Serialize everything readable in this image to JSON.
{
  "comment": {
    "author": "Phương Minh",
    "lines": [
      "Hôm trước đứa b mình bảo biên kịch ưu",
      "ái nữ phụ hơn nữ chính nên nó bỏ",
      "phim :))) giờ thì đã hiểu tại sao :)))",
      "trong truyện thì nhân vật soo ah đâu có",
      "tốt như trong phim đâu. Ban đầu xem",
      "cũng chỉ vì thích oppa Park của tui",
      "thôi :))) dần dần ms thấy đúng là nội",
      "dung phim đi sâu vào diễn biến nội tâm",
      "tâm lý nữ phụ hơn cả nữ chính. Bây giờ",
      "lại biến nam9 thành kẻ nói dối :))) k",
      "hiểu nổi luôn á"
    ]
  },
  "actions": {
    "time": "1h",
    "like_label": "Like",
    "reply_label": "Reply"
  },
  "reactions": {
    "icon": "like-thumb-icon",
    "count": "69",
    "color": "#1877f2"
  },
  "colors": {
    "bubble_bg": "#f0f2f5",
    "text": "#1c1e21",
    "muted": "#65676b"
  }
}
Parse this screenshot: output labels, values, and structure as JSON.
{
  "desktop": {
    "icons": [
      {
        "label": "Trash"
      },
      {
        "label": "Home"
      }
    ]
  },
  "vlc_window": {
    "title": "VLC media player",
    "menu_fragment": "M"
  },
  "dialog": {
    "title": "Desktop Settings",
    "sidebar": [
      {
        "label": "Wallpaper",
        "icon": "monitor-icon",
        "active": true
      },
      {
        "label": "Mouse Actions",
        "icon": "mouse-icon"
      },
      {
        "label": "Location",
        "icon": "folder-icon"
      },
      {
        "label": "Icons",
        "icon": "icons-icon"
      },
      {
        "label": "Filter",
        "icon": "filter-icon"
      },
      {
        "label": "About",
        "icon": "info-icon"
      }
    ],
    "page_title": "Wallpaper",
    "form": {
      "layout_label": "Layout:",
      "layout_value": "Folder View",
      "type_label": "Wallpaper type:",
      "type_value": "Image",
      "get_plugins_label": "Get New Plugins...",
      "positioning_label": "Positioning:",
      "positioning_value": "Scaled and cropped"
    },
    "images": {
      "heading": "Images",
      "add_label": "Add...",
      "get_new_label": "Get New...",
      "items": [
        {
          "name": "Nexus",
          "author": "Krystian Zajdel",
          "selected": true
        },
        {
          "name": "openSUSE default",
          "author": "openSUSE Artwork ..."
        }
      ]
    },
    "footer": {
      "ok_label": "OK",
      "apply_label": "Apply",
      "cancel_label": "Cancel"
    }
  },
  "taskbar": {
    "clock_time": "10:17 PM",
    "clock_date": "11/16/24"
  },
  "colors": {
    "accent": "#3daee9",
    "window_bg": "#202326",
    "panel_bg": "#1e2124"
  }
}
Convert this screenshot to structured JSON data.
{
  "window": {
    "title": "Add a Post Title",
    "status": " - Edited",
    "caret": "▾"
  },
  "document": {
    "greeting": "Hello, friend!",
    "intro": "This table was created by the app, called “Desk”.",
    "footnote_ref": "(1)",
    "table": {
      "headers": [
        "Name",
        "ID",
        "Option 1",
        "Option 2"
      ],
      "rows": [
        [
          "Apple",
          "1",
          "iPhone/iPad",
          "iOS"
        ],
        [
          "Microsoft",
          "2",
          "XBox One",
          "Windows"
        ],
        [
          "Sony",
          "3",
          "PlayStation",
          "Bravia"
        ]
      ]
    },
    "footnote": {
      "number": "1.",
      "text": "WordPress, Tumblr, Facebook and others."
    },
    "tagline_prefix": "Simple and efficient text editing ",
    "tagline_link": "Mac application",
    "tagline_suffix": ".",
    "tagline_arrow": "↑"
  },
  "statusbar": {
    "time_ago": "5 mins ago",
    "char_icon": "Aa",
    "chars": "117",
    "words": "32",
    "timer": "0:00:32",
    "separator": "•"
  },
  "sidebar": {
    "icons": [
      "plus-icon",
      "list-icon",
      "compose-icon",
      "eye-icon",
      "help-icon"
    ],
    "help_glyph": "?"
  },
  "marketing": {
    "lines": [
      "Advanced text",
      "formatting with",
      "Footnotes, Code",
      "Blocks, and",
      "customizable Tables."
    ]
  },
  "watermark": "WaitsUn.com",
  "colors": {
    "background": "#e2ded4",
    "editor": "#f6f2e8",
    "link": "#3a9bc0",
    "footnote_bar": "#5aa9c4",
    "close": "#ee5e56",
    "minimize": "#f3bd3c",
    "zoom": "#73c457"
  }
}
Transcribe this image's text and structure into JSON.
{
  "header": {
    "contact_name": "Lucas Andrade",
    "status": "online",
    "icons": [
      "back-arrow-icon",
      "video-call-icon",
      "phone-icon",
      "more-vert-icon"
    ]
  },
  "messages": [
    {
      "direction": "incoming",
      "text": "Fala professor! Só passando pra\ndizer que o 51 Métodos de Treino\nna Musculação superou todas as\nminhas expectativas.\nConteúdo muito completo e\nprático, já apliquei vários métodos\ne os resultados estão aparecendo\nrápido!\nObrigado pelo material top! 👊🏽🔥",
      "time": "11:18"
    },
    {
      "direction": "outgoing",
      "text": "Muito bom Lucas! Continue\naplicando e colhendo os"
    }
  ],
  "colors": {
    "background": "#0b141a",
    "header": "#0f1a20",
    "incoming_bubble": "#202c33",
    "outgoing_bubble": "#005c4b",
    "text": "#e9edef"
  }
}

= = = = =

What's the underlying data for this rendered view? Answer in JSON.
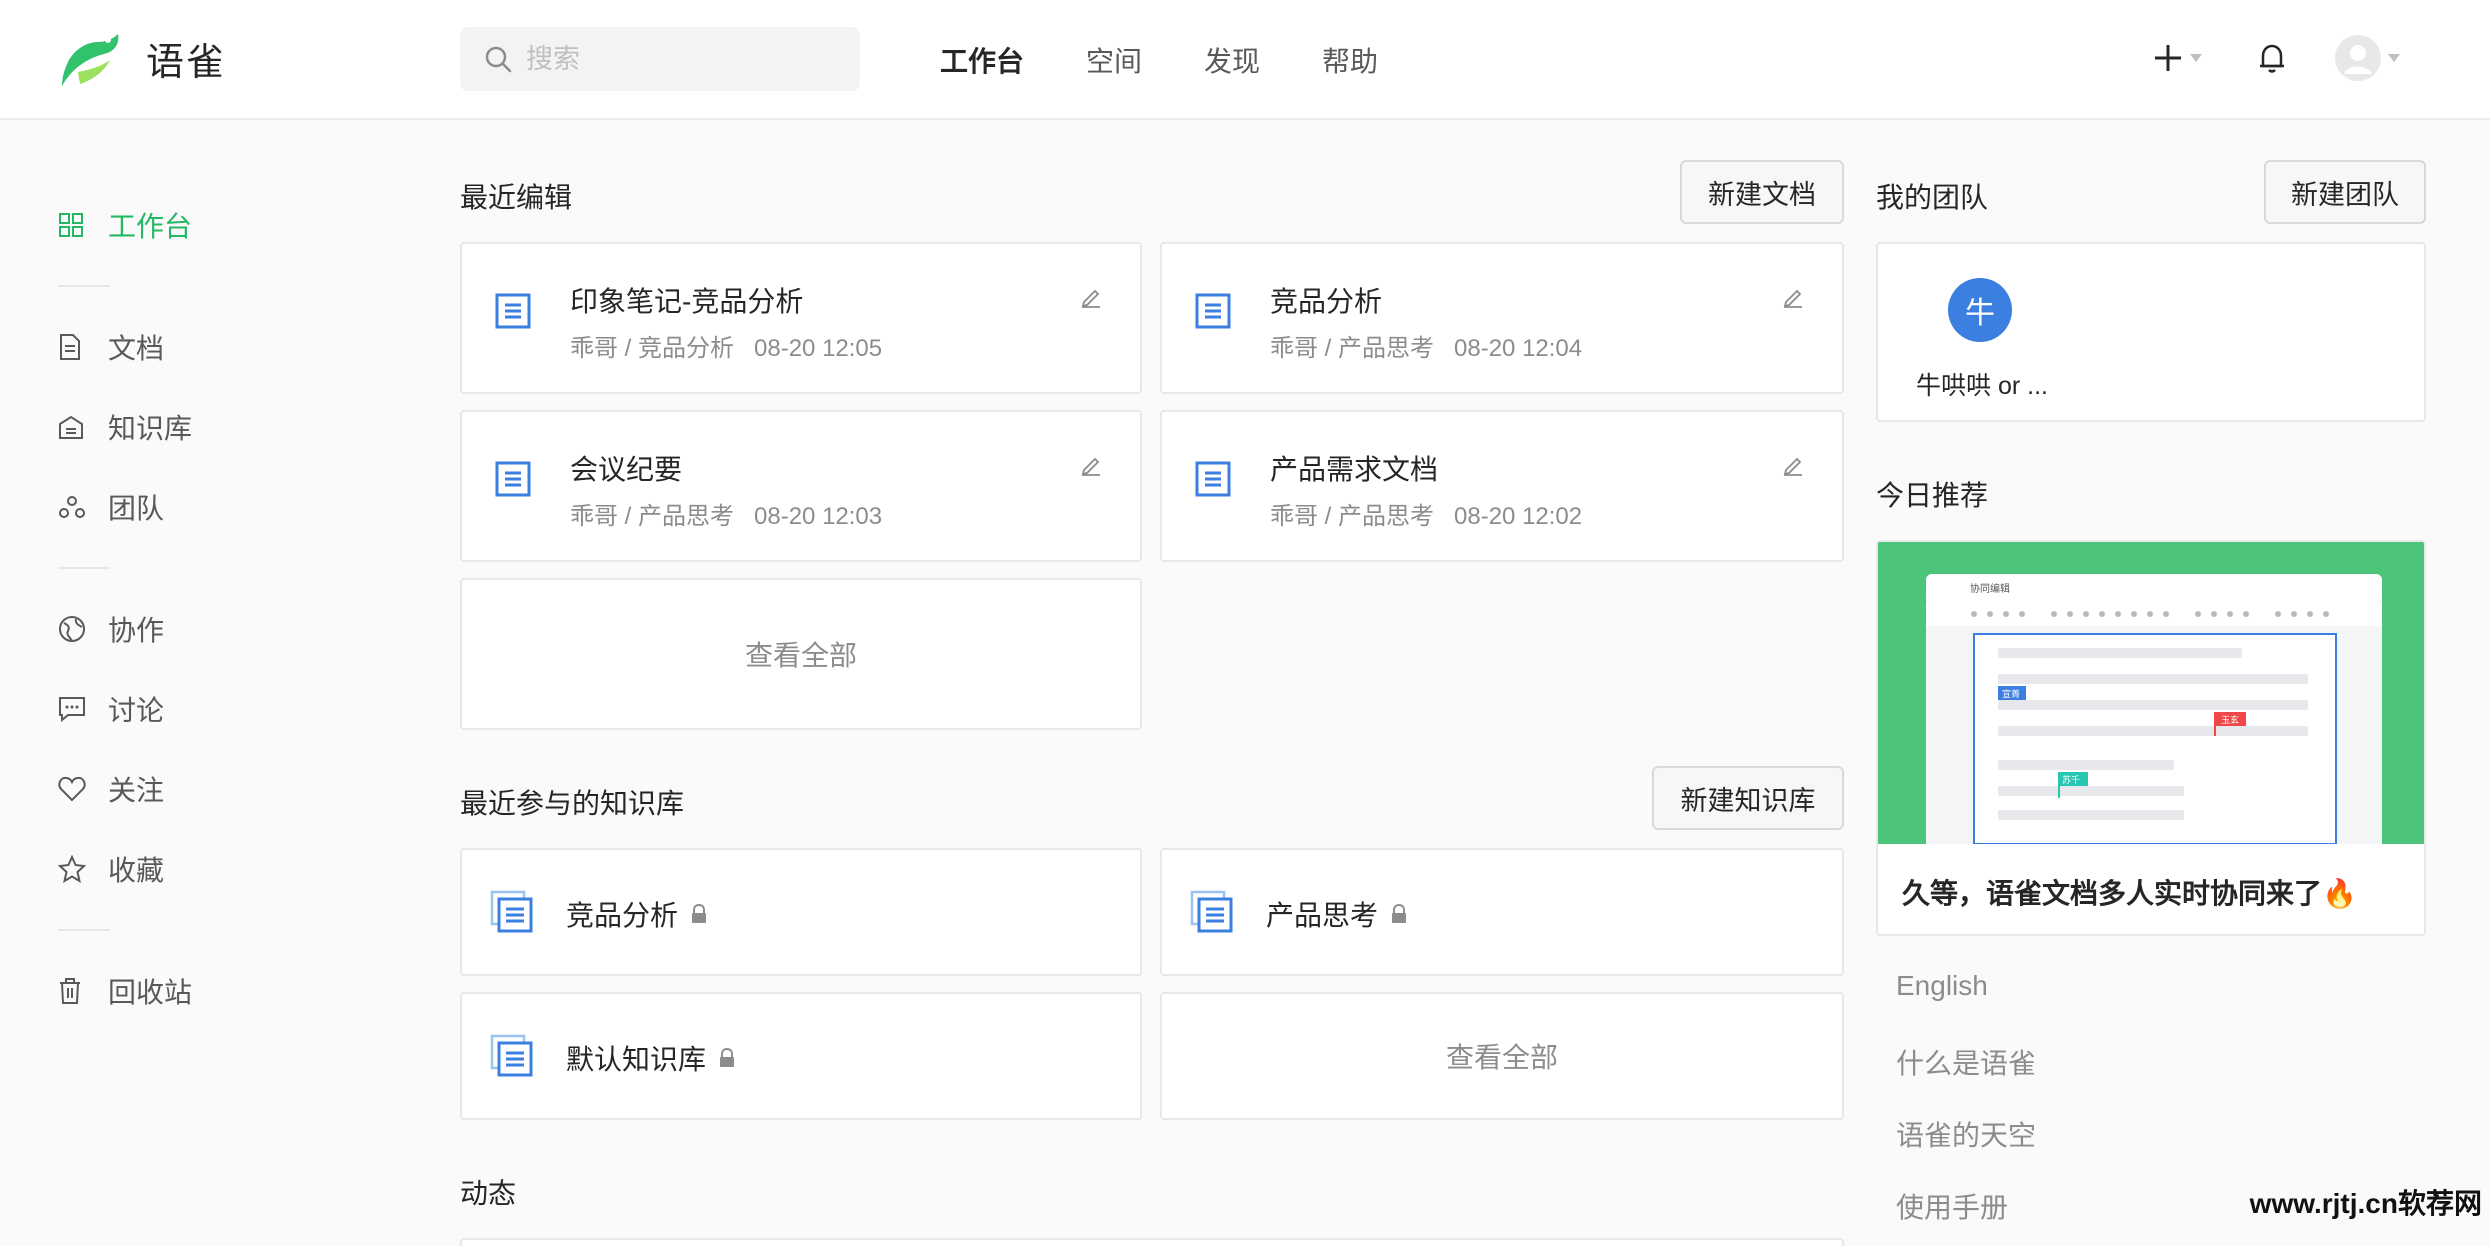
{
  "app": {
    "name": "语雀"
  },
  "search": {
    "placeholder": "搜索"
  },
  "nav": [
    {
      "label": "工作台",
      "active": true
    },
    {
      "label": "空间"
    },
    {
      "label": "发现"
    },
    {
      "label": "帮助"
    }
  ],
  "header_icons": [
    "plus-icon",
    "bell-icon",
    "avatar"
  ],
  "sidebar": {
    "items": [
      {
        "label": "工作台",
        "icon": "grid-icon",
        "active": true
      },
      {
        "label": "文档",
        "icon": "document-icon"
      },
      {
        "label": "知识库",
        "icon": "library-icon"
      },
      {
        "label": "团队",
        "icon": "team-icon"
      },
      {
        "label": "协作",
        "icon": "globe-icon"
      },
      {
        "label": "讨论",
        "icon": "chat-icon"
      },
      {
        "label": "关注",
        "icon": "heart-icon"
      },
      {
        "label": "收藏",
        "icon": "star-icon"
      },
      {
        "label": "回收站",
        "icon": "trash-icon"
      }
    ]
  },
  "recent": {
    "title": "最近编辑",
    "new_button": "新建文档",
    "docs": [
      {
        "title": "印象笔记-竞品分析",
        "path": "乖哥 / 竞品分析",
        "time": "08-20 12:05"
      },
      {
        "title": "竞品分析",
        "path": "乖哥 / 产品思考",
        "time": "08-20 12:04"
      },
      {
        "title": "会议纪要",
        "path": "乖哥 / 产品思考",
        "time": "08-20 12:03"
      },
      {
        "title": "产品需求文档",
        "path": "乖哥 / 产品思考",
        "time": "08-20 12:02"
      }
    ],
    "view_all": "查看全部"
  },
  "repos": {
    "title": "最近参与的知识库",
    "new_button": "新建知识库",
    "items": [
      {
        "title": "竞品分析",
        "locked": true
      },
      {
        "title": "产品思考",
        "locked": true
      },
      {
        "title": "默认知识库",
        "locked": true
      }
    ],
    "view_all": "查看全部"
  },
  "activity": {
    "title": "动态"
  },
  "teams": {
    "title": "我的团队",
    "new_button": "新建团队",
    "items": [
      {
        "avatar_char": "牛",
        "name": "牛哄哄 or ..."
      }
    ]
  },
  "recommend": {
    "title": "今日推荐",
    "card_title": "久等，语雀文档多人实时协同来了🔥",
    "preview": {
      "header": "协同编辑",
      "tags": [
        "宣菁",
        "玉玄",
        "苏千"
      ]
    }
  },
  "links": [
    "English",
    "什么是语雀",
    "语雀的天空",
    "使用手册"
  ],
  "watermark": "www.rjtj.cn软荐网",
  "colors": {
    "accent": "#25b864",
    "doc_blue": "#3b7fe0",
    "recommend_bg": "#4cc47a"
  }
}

= = = = =

◆ The exercise:
Extract each line from the entries above that contains the string "Lucas".

◆ Task output:
    "contact_name": "Lucas Andrade",
      "text": "Muito bom Lucas! Continue\naplicando e colhendo os"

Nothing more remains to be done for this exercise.